## PROMPT:
Copy out each line of the data holding "reverse".

## SUPPLIED INFORMATION:

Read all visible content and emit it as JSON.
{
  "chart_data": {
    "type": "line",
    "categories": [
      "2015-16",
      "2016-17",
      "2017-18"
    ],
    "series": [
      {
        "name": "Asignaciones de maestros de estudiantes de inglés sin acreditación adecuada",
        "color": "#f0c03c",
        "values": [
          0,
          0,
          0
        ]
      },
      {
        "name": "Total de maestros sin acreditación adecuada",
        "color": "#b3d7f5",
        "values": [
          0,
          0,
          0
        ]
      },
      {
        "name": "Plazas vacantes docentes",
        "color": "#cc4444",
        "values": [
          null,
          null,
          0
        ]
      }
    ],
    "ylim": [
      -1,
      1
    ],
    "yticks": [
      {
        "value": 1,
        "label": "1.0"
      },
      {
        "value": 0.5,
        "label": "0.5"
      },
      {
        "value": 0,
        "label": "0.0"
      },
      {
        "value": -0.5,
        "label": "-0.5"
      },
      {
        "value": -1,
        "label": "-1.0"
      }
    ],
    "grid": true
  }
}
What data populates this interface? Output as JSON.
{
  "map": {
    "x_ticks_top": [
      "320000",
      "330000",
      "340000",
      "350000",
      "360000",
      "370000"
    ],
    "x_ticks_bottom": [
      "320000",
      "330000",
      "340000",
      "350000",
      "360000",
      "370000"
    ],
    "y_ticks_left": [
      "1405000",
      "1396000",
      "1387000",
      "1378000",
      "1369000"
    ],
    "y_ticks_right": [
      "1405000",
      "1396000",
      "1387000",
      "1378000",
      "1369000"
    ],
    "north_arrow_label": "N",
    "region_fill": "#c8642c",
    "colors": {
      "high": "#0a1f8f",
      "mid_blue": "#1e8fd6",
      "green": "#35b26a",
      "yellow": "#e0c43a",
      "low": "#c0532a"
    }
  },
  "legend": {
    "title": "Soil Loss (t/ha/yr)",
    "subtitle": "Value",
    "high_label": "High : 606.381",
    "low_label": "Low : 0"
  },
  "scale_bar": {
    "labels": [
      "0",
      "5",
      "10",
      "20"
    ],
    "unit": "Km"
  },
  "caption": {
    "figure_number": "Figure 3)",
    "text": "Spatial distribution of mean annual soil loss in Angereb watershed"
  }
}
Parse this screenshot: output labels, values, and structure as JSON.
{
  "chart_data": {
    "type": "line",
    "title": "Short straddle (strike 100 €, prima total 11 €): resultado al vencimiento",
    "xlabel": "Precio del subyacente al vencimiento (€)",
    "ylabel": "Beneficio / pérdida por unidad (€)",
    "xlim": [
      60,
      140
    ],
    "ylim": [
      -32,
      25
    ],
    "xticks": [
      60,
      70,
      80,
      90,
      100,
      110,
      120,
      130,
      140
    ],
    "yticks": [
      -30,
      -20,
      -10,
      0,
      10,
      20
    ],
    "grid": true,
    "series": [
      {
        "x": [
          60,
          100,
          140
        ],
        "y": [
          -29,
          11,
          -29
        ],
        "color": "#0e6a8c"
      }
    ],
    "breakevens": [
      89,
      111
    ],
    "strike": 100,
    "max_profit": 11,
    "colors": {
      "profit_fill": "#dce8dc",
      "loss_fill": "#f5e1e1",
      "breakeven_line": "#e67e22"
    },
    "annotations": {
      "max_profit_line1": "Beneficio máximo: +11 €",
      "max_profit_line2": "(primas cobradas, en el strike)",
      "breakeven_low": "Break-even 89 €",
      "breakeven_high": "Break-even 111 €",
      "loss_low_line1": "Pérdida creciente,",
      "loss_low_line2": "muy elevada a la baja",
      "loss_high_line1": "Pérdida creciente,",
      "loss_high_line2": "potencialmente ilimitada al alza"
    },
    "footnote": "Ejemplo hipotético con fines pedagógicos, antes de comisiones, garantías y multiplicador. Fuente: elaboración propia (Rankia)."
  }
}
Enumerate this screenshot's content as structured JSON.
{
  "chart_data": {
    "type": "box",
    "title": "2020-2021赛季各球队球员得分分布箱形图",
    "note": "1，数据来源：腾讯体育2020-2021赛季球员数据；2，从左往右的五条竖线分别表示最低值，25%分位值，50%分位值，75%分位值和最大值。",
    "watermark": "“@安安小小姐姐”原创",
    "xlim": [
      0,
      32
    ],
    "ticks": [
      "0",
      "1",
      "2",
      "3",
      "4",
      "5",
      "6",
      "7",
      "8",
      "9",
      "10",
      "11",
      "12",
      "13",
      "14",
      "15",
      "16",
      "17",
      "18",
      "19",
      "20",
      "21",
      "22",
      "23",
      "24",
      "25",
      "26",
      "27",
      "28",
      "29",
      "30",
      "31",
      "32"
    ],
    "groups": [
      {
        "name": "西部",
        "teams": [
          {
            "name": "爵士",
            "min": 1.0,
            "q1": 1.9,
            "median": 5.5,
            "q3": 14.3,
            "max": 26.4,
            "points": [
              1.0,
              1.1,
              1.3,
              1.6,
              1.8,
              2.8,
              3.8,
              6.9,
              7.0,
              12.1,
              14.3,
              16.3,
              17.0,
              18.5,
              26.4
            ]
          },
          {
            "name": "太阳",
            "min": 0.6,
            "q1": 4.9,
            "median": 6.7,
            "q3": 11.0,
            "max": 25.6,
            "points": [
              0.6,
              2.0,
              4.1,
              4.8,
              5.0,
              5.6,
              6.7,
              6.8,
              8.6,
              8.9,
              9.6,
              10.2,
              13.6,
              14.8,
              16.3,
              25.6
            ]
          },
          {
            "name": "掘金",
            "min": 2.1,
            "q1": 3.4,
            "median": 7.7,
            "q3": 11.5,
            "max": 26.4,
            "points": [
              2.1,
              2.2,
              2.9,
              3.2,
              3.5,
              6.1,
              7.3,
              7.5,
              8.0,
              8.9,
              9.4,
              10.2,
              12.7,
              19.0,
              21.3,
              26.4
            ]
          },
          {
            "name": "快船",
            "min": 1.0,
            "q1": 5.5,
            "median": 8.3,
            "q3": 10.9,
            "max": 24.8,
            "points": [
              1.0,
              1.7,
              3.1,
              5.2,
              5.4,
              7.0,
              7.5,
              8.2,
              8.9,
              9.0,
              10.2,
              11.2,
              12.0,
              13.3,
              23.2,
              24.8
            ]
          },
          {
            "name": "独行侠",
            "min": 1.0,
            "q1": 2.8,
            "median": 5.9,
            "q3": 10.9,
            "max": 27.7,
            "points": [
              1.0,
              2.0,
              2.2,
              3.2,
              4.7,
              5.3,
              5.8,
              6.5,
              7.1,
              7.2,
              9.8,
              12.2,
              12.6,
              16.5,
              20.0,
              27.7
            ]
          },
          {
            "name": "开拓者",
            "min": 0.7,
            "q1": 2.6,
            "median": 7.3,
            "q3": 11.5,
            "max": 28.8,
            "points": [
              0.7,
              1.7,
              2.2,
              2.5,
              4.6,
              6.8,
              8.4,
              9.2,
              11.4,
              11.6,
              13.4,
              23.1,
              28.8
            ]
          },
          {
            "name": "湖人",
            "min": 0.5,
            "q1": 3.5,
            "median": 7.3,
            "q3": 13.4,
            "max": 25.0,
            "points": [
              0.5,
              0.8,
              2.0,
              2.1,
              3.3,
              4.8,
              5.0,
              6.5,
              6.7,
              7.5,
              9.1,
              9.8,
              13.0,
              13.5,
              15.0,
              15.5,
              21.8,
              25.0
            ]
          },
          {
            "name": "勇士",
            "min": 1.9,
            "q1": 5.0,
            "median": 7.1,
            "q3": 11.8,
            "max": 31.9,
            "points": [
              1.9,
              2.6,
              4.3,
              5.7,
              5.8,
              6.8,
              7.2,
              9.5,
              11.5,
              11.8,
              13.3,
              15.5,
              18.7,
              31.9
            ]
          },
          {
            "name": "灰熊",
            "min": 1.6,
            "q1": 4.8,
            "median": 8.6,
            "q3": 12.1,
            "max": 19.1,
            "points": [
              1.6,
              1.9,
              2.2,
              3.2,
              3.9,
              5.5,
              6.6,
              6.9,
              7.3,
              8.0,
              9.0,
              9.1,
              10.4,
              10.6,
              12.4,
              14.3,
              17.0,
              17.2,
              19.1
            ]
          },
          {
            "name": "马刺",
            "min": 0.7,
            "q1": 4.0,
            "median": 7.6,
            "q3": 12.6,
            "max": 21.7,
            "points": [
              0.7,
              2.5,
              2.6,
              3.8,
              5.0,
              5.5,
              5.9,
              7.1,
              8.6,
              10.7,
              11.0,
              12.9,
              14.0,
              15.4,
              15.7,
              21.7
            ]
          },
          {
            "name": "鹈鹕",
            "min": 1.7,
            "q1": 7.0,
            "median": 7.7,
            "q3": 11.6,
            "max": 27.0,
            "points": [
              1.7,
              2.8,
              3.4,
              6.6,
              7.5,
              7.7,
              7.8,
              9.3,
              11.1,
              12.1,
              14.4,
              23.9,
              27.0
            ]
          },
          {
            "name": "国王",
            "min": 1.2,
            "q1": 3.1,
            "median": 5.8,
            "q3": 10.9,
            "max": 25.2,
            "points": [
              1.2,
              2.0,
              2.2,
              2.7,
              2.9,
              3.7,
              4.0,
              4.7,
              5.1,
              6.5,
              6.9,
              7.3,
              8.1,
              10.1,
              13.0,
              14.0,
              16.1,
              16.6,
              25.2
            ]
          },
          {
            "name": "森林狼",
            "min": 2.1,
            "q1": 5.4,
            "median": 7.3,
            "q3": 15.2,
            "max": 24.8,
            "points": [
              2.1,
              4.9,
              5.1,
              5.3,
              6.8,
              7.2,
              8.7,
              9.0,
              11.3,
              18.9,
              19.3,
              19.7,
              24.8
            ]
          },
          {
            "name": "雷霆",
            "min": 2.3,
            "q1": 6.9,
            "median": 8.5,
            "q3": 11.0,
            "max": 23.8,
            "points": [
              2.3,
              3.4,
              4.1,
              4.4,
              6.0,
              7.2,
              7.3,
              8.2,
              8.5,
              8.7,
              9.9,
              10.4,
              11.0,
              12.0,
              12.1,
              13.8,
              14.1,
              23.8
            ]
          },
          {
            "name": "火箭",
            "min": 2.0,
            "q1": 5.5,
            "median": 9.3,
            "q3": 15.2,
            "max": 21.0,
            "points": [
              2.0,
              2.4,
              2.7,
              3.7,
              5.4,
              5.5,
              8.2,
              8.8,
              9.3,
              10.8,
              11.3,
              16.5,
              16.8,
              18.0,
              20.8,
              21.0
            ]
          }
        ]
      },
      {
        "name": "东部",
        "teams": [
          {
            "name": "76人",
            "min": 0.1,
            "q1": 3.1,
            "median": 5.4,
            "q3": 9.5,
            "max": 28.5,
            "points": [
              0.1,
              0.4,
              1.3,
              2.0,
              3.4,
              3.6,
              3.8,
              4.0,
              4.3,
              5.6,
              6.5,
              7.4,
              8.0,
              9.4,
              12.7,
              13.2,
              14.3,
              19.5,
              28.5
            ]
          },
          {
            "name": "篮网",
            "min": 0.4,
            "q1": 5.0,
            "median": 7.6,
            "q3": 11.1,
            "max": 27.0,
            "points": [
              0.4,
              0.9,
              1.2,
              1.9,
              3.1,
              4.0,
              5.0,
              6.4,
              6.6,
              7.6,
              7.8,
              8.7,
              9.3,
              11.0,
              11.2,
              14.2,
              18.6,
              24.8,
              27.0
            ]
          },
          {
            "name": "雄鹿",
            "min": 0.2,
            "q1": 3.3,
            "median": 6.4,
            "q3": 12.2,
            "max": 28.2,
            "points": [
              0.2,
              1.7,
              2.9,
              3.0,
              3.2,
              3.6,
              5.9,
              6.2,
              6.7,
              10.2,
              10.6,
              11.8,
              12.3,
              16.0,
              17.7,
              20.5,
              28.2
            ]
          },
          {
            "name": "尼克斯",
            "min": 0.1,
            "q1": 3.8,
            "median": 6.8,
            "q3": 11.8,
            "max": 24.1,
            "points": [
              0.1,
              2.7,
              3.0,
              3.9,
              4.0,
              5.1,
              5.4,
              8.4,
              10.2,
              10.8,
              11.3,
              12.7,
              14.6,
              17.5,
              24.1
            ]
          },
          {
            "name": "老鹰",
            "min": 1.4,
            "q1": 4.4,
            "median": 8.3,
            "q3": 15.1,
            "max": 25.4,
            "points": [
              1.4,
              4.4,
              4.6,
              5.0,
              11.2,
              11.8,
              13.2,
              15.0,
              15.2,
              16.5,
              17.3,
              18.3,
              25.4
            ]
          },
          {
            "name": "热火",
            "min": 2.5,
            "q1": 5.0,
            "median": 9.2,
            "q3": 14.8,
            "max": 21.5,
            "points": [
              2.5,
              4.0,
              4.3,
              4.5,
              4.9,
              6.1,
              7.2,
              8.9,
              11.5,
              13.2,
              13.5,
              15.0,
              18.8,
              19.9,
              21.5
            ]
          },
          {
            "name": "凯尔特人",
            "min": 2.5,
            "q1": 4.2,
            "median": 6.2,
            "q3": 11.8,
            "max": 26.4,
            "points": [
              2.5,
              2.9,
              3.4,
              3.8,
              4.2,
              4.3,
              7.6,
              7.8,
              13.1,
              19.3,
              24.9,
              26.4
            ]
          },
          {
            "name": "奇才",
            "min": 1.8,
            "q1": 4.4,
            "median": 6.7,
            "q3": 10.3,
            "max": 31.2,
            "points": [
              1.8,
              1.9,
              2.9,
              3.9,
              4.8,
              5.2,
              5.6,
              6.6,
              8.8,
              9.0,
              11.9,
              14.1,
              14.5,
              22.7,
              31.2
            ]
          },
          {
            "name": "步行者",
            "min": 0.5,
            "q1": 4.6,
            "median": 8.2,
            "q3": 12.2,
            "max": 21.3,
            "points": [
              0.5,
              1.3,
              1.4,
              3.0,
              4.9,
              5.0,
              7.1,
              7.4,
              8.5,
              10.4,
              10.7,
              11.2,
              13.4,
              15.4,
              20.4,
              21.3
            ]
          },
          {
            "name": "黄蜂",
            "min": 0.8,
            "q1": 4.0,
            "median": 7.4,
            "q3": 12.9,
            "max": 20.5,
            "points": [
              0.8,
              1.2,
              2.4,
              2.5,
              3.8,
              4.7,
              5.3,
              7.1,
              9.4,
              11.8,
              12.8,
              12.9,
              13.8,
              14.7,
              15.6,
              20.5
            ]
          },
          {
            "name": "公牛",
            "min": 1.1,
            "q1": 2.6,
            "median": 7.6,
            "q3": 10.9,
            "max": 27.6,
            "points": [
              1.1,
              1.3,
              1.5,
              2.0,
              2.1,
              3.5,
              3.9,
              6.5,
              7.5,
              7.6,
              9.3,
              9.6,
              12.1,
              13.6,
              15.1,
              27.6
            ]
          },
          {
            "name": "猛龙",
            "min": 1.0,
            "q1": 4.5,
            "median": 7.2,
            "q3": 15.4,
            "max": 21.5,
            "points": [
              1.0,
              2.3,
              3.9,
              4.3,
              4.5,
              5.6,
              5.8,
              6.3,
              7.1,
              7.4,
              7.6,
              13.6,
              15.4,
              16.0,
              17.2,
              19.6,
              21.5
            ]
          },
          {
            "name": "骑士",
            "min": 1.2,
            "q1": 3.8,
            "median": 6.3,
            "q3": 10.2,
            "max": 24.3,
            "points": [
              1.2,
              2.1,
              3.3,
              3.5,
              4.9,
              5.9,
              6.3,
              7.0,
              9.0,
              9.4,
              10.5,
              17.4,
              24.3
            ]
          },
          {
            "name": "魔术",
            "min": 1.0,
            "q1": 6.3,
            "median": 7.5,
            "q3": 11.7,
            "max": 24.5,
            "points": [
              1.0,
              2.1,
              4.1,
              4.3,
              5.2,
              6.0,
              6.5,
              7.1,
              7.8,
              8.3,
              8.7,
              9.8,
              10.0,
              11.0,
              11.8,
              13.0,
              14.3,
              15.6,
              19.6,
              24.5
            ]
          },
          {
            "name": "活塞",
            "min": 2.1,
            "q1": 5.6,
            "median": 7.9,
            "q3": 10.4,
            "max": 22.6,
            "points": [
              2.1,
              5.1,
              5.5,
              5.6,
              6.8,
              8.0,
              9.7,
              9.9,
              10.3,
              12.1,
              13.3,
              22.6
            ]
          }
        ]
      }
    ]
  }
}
* * *
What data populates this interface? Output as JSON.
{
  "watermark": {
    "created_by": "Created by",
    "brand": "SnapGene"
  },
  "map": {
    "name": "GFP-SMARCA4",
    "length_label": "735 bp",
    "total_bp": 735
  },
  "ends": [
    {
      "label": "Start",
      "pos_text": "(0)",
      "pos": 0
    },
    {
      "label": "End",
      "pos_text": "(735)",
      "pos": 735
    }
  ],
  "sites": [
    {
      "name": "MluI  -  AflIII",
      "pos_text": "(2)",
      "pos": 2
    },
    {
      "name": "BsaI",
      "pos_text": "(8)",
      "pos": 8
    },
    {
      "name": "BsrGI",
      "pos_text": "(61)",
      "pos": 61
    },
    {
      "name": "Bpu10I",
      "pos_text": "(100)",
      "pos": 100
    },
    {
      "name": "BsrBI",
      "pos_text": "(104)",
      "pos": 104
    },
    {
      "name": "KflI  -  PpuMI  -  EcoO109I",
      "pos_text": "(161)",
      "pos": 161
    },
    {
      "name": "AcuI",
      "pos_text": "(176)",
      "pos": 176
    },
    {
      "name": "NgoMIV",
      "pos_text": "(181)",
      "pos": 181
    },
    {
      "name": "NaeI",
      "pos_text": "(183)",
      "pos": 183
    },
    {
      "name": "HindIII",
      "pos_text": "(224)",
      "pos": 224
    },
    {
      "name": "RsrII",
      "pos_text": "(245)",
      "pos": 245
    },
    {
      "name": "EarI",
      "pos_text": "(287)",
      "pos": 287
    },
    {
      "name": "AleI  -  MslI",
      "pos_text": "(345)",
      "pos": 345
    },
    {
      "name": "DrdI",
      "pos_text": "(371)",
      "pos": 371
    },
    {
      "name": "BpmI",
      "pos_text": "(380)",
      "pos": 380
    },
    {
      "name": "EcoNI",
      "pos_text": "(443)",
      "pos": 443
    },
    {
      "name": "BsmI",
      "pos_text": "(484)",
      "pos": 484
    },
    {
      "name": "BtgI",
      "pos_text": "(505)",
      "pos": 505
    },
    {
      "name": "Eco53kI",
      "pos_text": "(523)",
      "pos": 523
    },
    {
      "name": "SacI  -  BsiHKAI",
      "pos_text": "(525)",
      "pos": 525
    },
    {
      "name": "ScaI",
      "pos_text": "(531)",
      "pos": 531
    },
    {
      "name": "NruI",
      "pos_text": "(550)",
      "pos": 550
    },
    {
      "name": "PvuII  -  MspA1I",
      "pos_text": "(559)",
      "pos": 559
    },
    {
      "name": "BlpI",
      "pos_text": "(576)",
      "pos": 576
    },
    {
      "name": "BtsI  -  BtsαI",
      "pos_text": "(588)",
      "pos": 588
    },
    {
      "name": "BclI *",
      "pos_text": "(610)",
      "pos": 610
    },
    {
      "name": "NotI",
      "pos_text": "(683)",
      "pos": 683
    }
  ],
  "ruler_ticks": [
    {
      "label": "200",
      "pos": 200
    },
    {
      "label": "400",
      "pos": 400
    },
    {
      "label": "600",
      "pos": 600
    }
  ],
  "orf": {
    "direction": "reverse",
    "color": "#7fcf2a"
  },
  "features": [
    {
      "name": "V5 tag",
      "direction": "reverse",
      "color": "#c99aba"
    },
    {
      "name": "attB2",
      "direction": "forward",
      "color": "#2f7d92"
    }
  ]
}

## RESULT BELOW:
    "direction": "reverse",
      "direction": "reverse",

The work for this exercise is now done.